(Requirements) Set down the listing below verbatim, from its very beginning through the line that contains "76, 303, 86]".
-- Start of Material --
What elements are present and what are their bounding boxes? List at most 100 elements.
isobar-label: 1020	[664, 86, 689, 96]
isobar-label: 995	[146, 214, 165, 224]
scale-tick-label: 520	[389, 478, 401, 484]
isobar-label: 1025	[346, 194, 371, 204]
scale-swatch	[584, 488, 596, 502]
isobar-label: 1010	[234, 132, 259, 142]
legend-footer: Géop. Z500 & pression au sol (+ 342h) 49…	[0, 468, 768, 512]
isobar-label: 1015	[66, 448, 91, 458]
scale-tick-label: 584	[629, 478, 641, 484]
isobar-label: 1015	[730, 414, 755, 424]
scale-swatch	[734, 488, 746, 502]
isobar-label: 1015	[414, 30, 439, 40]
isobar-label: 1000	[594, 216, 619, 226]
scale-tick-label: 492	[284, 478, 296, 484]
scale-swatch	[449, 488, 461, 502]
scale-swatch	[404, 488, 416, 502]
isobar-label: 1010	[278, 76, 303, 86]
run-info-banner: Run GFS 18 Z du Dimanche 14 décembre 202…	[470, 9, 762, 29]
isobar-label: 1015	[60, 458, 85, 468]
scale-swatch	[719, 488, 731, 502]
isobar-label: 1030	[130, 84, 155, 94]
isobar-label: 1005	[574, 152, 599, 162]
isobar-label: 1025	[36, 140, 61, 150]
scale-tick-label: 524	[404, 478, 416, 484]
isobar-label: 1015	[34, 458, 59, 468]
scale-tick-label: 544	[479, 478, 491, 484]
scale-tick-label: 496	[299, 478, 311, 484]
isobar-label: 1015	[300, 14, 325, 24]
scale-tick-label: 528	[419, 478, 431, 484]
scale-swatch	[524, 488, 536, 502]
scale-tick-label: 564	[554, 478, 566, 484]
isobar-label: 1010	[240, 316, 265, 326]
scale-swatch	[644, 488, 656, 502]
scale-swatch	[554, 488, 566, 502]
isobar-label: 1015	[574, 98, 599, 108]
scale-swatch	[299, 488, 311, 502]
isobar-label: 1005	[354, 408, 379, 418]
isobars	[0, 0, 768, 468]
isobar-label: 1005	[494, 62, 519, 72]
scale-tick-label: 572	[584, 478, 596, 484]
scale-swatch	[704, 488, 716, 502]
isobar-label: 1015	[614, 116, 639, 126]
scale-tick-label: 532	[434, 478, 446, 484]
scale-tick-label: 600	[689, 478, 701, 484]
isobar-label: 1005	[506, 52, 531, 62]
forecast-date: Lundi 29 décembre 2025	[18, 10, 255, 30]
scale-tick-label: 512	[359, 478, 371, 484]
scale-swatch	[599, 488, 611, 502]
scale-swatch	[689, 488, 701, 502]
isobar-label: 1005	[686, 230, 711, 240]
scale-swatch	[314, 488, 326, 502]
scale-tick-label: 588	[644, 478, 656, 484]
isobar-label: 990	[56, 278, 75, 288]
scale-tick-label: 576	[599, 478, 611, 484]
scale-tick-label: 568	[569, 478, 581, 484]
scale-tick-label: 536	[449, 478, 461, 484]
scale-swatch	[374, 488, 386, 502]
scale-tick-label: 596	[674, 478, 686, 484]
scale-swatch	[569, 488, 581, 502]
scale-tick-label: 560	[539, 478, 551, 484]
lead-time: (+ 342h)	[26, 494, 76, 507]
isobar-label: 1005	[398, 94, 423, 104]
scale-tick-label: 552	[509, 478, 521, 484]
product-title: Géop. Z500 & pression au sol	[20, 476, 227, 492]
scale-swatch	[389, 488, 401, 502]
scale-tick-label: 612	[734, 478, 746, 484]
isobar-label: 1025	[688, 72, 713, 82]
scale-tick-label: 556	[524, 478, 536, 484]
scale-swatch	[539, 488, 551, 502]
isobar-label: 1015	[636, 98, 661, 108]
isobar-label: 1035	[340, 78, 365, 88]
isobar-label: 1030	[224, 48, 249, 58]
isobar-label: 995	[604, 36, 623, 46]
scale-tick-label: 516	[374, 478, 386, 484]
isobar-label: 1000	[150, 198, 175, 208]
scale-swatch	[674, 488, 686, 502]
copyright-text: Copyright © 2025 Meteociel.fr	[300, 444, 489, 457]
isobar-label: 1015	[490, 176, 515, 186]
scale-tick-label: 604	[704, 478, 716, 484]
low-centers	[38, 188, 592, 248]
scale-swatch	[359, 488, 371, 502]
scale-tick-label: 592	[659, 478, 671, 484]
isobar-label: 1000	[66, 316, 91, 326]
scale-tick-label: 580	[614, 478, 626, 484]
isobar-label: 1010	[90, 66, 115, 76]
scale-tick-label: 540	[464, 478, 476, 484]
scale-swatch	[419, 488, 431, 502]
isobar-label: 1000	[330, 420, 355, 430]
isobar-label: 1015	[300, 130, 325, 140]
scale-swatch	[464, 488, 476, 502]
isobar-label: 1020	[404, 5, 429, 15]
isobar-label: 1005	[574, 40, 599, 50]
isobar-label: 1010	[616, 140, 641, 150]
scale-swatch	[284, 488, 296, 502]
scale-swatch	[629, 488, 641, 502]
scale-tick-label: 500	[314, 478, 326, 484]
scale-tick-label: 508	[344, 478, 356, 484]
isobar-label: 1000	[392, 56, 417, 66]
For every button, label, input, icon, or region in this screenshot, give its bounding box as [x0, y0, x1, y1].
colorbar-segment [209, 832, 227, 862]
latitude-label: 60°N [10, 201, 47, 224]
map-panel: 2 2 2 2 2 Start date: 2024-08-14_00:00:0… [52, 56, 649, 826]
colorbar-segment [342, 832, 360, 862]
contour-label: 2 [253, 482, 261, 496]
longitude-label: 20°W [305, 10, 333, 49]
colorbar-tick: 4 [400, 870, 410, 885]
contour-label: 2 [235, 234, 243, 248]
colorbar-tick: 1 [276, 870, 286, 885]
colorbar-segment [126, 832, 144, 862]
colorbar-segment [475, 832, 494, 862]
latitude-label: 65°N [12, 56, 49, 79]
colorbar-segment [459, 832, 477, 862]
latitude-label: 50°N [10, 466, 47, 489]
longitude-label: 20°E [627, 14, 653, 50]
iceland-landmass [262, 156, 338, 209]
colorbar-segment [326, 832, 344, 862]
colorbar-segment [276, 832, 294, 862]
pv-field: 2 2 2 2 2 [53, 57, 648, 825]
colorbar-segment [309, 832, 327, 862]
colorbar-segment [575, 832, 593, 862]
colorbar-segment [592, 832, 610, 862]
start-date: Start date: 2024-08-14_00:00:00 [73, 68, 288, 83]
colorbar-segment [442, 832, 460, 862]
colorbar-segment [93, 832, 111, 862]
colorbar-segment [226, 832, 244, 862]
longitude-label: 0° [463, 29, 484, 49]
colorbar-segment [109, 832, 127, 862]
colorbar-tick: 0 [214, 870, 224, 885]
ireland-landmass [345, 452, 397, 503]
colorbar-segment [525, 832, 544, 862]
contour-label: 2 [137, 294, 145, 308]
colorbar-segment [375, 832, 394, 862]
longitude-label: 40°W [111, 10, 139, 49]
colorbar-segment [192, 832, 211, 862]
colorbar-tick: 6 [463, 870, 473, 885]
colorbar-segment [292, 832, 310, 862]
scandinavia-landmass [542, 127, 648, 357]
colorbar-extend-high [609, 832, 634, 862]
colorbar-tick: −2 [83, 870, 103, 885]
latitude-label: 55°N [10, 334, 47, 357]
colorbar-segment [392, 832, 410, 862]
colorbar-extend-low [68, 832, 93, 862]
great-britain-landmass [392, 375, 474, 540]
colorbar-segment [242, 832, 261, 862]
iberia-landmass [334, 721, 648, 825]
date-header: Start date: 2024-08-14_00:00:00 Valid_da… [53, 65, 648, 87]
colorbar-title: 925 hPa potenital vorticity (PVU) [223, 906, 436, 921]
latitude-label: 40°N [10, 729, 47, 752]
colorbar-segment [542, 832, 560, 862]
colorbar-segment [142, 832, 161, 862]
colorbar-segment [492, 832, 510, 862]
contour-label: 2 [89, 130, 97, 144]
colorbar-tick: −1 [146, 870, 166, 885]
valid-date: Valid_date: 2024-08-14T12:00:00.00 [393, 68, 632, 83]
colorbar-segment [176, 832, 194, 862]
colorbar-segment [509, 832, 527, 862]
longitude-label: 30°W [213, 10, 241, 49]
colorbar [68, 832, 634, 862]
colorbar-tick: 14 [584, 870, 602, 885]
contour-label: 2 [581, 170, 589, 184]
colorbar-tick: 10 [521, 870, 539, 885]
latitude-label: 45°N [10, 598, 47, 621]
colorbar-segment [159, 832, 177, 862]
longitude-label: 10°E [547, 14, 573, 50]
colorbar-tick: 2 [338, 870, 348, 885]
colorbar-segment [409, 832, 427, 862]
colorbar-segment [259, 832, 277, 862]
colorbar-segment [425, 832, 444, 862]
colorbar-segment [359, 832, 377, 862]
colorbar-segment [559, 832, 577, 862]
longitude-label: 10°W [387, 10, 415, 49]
-- End of Material --
(Complete response)
What elements are present and what are their bounding boxes? List at most 100 elements.
isobar-label: 1020	[664, 86, 689, 96]
isobar-label: 995	[146, 214, 165, 224]
scale-tick-label: 520	[389, 478, 401, 484]
isobar-label: 1025	[346, 194, 371, 204]
scale-swatch	[584, 488, 596, 502]
isobar-label: 1010	[234, 132, 259, 142]
legend-footer: Géop. Z500 & pression au sol (+ 342h) 49…	[0, 468, 768, 512]
isobar-label: 1015	[66, 448, 91, 458]
scale-tick-label: 584	[629, 478, 641, 484]
isobar-label: 1015	[730, 414, 755, 424]
scale-swatch	[734, 488, 746, 502]
isobar-label: 1015	[414, 30, 439, 40]
isobar-label: 1000	[594, 216, 619, 226]
scale-tick-label: 492	[284, 478, 296, 484]
scale-swatch	[449, 488, 461, 502]
scale-swatch	[404, 488, 416, 502]
isobar-label: 1010	[278, 76, 303, 86]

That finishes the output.